Opinion
Case No: 8:14-cv-47-T-36EAJ
04-30-2015
ORDER
This matter comes before the Court upon the Defendants' Motion to Dismiss with Prejudice Count III of Plaintiffs' Third Amended Complaint (Doc. 94), and Plaintiffs' response thereto (Doc. 96). The Court, having considered the motion and being fully advised in the premises, will deny Defendants' Motion to Dismiss with Prejudice Count III of Plaintiffs' Third Amended Complaint. I. Facts Alleged by Plaintiffs
The following statement of facts is derived from Plaintiffs' Third Amended Complaint (Doc. 77), the allegations of which the Court must accept as true in ruling on the instant Motion to Dismiss. Linder v. Portocarrero, 963 F.2d 332, 334 (11th Cir. 1992); Quality Foods de Centro Am., S.A. v. Latin Am. Agribusiness Dev. Corp. S.A., 711 F. 2d 989, 994 (11th Cir. 1983).

◆ RECORDS SUPPLIED:
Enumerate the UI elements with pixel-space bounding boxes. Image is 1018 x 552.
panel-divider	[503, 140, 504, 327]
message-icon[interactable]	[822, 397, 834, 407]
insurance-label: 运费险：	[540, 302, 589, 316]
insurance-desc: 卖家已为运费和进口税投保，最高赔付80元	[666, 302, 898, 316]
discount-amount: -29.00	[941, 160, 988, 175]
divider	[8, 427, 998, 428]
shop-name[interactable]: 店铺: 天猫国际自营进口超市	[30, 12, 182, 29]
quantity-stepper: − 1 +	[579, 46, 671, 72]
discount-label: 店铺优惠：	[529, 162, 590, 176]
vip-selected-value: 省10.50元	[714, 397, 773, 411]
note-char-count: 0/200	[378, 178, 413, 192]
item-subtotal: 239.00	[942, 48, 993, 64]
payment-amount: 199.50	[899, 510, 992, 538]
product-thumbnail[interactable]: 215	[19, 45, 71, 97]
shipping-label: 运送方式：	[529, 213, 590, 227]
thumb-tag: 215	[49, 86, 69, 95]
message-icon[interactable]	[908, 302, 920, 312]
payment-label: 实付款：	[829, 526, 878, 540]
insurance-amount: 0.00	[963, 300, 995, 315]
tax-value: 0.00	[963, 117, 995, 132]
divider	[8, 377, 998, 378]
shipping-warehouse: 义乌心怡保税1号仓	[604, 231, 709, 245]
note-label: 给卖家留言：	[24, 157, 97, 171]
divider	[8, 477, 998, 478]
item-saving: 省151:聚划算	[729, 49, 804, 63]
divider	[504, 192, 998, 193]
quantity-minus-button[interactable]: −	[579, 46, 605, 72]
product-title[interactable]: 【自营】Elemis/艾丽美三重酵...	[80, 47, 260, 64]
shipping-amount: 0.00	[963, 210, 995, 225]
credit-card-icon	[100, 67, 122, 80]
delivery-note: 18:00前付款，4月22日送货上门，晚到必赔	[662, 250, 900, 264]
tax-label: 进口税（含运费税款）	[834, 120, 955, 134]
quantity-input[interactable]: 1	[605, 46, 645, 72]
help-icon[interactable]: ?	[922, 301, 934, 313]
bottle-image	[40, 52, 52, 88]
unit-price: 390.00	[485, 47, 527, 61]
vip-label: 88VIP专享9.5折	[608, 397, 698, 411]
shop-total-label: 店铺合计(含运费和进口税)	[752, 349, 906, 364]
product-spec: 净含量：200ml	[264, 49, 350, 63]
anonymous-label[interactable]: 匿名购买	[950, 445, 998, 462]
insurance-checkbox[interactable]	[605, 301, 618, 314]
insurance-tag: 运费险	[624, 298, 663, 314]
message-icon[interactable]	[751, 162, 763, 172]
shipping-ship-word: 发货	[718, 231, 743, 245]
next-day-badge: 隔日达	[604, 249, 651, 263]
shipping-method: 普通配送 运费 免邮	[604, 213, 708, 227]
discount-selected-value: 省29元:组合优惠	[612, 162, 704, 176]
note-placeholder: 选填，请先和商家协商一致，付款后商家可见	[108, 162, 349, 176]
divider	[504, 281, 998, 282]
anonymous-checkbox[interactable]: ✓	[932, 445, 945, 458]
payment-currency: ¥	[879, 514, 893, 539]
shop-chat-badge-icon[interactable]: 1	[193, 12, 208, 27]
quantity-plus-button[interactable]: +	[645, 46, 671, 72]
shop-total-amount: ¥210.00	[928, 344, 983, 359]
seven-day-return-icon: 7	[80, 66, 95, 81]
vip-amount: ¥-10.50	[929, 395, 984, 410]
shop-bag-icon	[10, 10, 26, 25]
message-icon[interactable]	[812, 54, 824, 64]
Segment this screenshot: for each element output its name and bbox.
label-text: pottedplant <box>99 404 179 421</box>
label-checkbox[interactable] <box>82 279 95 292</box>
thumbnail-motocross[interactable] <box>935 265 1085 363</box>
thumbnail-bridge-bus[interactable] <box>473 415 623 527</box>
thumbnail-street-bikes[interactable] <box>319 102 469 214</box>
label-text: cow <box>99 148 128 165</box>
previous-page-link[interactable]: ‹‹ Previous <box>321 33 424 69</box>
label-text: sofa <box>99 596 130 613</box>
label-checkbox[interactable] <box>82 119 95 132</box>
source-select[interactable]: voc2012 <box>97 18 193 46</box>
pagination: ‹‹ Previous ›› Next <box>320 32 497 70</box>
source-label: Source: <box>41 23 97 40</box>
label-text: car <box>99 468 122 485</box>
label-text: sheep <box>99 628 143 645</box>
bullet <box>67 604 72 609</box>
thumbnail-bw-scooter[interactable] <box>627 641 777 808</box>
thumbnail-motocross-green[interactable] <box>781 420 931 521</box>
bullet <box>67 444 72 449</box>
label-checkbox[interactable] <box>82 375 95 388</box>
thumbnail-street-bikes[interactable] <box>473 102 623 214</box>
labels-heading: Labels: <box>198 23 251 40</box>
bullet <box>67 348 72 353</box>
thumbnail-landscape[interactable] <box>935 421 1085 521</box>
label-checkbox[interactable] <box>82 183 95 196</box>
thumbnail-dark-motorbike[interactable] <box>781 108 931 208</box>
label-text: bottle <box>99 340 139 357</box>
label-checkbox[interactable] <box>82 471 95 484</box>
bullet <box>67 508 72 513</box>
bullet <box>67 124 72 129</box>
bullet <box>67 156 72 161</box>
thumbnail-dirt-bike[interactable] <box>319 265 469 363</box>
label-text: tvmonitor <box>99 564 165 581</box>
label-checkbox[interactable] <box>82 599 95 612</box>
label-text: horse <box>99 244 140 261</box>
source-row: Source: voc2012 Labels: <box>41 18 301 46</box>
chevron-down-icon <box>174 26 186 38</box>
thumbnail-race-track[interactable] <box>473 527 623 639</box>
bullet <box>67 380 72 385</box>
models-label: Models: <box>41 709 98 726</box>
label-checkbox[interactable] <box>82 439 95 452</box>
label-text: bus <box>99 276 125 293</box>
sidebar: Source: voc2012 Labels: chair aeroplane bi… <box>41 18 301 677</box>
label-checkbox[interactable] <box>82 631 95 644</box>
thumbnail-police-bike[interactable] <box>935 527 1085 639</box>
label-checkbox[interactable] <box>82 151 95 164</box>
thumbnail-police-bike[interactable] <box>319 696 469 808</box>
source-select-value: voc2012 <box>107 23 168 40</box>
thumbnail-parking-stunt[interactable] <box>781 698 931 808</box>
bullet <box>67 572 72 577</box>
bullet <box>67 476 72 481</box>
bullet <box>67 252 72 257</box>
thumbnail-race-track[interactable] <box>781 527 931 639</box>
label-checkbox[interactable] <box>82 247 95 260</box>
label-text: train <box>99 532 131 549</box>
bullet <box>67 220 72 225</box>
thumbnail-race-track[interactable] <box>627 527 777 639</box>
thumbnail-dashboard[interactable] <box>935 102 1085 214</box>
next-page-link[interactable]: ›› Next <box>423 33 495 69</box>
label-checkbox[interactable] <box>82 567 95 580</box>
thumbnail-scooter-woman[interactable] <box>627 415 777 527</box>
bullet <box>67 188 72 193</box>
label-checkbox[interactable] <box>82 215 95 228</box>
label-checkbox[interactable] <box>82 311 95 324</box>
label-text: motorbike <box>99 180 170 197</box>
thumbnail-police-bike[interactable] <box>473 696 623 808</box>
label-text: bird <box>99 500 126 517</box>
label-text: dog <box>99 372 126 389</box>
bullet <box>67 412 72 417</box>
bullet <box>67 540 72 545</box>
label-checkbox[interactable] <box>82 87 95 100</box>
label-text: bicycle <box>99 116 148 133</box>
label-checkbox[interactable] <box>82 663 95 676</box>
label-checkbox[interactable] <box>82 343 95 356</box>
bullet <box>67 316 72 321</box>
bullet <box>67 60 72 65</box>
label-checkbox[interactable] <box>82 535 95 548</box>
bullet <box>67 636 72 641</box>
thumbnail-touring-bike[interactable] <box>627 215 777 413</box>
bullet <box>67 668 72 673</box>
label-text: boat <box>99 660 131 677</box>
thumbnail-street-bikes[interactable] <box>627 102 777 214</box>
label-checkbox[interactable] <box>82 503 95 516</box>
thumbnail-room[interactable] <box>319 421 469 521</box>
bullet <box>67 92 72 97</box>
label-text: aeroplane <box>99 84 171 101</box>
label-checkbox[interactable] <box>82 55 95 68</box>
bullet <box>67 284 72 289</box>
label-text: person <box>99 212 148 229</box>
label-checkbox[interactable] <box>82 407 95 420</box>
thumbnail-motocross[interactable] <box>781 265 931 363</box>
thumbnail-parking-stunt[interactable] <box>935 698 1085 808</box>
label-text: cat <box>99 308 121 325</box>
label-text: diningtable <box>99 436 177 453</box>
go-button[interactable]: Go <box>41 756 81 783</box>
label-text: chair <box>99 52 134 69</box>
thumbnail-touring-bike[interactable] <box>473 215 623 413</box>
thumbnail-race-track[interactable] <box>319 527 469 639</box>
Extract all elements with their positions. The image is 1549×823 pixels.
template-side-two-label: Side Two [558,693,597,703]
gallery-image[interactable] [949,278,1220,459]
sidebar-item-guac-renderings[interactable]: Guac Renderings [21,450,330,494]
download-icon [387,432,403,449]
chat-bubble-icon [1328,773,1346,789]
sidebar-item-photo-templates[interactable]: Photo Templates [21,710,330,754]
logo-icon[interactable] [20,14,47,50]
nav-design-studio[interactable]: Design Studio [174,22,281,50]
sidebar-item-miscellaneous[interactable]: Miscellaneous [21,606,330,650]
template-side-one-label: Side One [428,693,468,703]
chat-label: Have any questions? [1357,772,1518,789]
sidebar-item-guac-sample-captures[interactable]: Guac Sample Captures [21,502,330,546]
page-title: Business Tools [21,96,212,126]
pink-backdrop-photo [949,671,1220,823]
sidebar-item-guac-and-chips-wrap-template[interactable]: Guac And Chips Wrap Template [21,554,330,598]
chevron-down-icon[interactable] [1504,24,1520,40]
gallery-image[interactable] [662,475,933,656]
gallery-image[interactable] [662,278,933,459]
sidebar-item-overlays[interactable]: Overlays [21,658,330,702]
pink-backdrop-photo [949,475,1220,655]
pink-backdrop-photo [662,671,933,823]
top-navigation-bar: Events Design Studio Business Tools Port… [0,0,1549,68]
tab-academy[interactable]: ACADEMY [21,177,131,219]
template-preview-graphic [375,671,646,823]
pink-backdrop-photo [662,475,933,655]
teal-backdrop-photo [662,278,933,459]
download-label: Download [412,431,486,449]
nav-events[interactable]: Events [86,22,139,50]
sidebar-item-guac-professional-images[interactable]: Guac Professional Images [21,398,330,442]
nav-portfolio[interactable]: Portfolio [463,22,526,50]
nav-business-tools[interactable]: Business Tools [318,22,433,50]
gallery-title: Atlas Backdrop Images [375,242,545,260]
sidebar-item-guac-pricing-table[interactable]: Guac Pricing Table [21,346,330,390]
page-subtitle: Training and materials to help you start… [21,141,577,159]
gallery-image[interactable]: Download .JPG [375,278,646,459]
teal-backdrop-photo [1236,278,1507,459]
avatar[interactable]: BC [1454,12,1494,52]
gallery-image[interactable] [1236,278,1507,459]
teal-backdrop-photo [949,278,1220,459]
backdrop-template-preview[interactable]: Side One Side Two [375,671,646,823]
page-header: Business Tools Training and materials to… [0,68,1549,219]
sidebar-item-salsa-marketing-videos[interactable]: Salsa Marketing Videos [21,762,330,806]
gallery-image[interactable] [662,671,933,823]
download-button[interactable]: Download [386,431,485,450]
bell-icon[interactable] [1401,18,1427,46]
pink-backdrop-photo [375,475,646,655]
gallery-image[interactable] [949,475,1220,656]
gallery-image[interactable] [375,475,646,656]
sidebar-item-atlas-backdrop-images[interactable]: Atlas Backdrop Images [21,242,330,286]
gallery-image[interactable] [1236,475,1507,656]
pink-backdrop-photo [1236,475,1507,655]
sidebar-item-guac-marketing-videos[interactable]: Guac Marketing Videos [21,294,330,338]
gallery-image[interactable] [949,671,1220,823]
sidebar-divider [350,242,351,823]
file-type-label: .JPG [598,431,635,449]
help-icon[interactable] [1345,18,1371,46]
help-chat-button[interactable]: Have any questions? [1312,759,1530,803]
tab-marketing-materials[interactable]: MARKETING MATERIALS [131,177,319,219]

◆ QUESTIONS TO ANSWER:
A - According to the court order, what will the Court do with Defendants' Motion to Dismiss with Prejudice Count III of Plaintiffs' Third Amended Complaint?
B - Continue the court order from the point where it stops.

◆ SOLVED PROBLEMS:
A - The Court will deny the motion.

B -
Plaintiff Tran Chiropractic Wellness Center, Inc. ("Tran Chiropractic") operates a chiropractic facility known as Essential Chirocare. Doc. 77 ¶ 7. Tran Chiropractic provides medically necessary and appropriate chiropractic and related services to patients covered under healthcare plans issued by Defendant Aetna, Inc. ("Aetna") or its affiliates ("Aetna Plans"), including plans issued by Aetna Life and Casualty (Bermuda), Limited ("Aetna Bermuda"). Id. Plaintiff Essential Integrative Medicine, LLC ("Integrative") is located at the same business address as Tran Chiropractic, and also provides medically necessary and appropriate medical services to patients covered under Aetna Plans, including but not limited to plans issued by Aetna Bermuda. Id. ¶ 8. Aetna, acting by itself and through various affiliates and subsidiaries (including Aetna Bermuda), issues and administers health insurance plans. Id. ¶ 9.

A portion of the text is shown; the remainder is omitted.